Dataset excerpt:
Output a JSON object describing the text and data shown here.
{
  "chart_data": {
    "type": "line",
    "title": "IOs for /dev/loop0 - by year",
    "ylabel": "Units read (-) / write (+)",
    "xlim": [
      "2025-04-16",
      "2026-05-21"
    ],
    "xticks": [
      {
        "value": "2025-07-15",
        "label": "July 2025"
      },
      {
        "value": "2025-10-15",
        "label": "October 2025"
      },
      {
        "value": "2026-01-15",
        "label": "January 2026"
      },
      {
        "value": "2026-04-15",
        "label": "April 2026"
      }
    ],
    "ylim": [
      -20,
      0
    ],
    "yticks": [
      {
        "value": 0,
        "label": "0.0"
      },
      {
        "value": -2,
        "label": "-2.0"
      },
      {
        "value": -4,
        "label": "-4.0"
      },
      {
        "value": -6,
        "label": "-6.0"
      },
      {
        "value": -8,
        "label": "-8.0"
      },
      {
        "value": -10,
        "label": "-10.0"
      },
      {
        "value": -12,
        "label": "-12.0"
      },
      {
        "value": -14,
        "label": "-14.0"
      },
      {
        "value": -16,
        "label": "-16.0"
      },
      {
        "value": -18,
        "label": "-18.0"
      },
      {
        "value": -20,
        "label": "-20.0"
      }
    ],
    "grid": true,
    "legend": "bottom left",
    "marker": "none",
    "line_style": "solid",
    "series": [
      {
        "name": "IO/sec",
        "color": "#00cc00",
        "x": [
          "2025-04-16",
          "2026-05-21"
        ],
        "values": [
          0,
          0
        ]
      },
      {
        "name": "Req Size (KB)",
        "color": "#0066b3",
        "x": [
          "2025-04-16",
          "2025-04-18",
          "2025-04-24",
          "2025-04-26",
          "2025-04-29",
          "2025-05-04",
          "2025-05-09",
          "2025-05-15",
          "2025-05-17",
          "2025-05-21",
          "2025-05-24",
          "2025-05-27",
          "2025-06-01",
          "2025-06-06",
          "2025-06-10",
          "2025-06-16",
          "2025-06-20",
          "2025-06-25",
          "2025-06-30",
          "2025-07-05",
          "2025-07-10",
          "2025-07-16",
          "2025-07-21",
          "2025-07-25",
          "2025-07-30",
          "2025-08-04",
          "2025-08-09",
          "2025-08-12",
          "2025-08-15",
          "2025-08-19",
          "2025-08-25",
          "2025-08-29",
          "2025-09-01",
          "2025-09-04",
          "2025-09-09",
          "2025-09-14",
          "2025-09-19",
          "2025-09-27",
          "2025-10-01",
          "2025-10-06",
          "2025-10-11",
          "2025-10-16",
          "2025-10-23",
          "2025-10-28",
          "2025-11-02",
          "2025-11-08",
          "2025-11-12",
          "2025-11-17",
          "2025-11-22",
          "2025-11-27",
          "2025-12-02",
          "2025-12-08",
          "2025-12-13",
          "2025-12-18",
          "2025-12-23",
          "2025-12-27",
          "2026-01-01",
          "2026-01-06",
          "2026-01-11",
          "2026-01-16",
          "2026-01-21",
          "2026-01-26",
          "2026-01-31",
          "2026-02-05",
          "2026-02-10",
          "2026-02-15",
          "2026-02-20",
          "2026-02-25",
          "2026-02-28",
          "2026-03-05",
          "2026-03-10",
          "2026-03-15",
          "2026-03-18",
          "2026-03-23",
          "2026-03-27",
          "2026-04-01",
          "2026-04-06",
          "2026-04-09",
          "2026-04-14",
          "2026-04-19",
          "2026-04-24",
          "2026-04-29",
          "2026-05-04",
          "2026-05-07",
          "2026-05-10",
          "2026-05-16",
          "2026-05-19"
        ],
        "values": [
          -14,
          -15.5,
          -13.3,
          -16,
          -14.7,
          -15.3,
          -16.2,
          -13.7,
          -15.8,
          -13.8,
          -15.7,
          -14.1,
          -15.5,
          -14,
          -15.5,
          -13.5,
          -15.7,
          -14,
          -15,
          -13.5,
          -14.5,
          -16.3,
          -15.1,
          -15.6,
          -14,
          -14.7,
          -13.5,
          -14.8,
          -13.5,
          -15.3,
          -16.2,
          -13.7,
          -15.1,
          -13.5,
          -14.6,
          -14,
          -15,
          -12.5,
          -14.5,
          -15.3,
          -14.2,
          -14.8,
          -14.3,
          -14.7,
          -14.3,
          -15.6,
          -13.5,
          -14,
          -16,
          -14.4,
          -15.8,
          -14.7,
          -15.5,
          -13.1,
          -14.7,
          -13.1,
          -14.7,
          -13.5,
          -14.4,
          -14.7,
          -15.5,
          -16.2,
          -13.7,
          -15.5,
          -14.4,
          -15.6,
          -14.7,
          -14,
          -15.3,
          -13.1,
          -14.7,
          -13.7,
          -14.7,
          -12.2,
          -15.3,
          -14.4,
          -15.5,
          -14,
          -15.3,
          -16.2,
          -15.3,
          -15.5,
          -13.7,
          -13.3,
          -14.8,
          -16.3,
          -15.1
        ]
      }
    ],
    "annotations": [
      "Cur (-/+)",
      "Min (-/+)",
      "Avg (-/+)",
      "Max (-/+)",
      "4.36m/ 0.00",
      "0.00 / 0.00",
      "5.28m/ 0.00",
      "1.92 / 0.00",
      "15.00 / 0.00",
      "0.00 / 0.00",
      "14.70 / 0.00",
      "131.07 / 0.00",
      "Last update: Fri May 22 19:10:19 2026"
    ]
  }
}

◆ **Goal**
Return all of the entries word for word.

◆ **Finished answer**
Output a JSON object describing the text and data shown here.
{
  "chart_data": {
    "type": "line",
    "title": "IOs for /dev/loop0 - by year",
    "ylabel": "Units read (-) / write (+)",
    "xlim": [
      "2025-04-16",
      "2026-05-21"
    ],
    "xticks": [
      {
        "value": "2025-07-15",
        "label": "July 2025"
      },
      {
        "value": "2025-10-15",
        "label": "October 2025"
      },
      {
        "value": "2026-01-15",
        "label": "January 2026"
      },
      {
        "value": "2026-04-15",
        "label": "April 2026"
      }
    ],
    "ylim": [
      -20,
      0
    ],
    "yticks": [
      {
        "value": 0,
        "label": "0.0"
      },
      {
        "value": -2,
        "label": "-2.0"
      },
      {
        "value": -4,
        "label": "-4.0"
      },
      {
        "value": -6,
        "label": "-6.0"
      },
      {
        "value": -8,
        "label": "-8.0"
      },
      {
        "value": -10,
        "label": "-10.0"
      },
      {
        "value": -12,
        "label": "-12.0"
      },
      {
        "value": -14,
        "label": "-14.0"
      },
      {
        "value": -16,
        "label": "-16.0"
      },
      {
        "value": -18,
        "label": "-18.0"
      },
      {
        "value": -20,
        "label": "-20.0"
      }
    ],
    "grid": true,
    "legend": "bottom left",
    "marker": "none",
    "line_style": "solid",
    "series": [
      {
        "name": "IO/sec",
        "color": "#00cc00",
        "x": [
          "2025-04-16",
          "2026-05-21"
        ],
        "values": [
          0,
          0
        ]
      },
      {
        "name": "Req Size (KB)",
        "color": "#0066b3",
        "x": [
          "2025-04-16",
          "2025-04-18",
          "2025-04-24",
          "2025-04-26",
          "2025-04-29",
          "2025-05-04",
          "2025-05-09",
          "2025-05-15",
          "2025-05-17",
          "2025-05-21",
          "2025-05-24",
          "2025-05-27",
          "2025-06-01",
          "2025-06-06",
          "2025-06-10",
          "2025-06-16",
          "2025-06-20",
          "2025-06-25",
          "2025-06-30",
          "2025-07-05",
          "2025-07-10",
          "2025-07-16",
          "2025-07-21",
          "2025-07-25",
          "2025-07-30",
          "2025-08-04",
          "2025-08-09",
          "2025-08-12",
          "2025-08-15",
          "2025-08-19",
          "2025-08-25",
          "2025-08-29",
          "2025-09-01",
          "2025-09-04",
          "2025-09-09",
          "2025-09-14",
          "2025-09-19",
          "2025-09-27",
          "2025-10-01",
          "2025-10-06",
          "2025-10-11",
          "2025-10-16",
          "2025-10-23",
          "2025-10-28",
          "2025-11-02",
          "2025-11-08",
          "2025-11-12",
          "2025-11-17",
          "2025-11-22",
          "2025-11-27",
          "2025-12-02",
          "2025-12-08",
          "2025-12-13",
          "2025-12-18",
          "2025-12-23",
          "2025-12-27",
          "2026-01-01",
          "2026-01-06",
          "2026-01-11",
          "2026-01-16",
          "2026-01-21",
          "2026-01-26",
          "2026-01-31",
          "2026-02-05",
          "2026-02-10",
          "2026-02-15",
          "2026-02-20",
          "2026-02-25",
          "2026-02-28",
          "2026-03-05",
          "2026-03-10",
          "2026-03-15",
          "2026-03-18",
          "2026-03-23",
          "2026-03-27",
          "2026-04-01",
          "2026-04-06",
          "2026-04-09",
          "2026-04-14",
          "2026-04-19",
          "2026-04-24",
          "2026-04-29",
          "2026-05-04",
          "2026-05-07",
          "2026-05-10",
          "2026-05-16",
          "2026-05-19"
        ],
        "values": [
          -14,
          -15.5,
          -13.3,
          -16,
          -14.7,
          -15.3,
          -16.2,
          -13.7,
          -15.8,
          -13.8,
          -15.7,
          -14.1,
          -15.5,
          -14,
          -15.5,
          -13.5,
          -15.7,
          -14,
          -15,
          -13.5,
          -14.5,
          -16.3,
          -15.1,
          -15.6,
          -14,
          -14.7,
          -13.5,
          -14.8,
          -13.5,
          -15.3,
          -16.2,
          -13.7,
          -15.1,
          -13.5,
          -14.6,
          -14,
          -15,
          -12.5,
          -14.5,
          -15.3,
          -14.2,
          -14.8,
          -14.3,
          -14.7,
          -14.3,
          -15.6,
          -13.5,
          -14,
          -16,
          -14.4,
          -15.8,
          -14.7,
          -15.5,
          -13.1,
          -14.7,
          -13.1,
          -14.7,
          -13.5,
          -14.4,
          -14.7,
          -15.5,
          -16.2,
          -13.7,
          -15.5,
          -14.4,
          -15.6,
          -14.7,
          -14,
          -15.3,
          -13.1,
          -14.7,
          -13.7,
          -14.7,
          -12.2,
          -15.3,
          -14.4,
          -15.5,
          -14,
          -15.3,
          -16.2,
          -15.3,
          -15.5,
          -13.7,
          -13.3,
          -14.8,
          -16.3,
          -15.1
        ]
      }
    ],
    "annotations": [
      "Cur (-/+)",
      "Min (-/+)",
      "Avg (-/+)",
      "Max (-/+)",
      "4.36m/ 0.00",
      "0.00 / 0.00",
      "5.28m/ 0.00",
      "1.92 / 0.00",
      "15.00 / 0.00",
      "0.00 / 0.00",
      "14.70 / 0.00",
      "131.07 / 0.00",
      "Last update: Fri May 22 19:10:19 2026"
    ]
  }
}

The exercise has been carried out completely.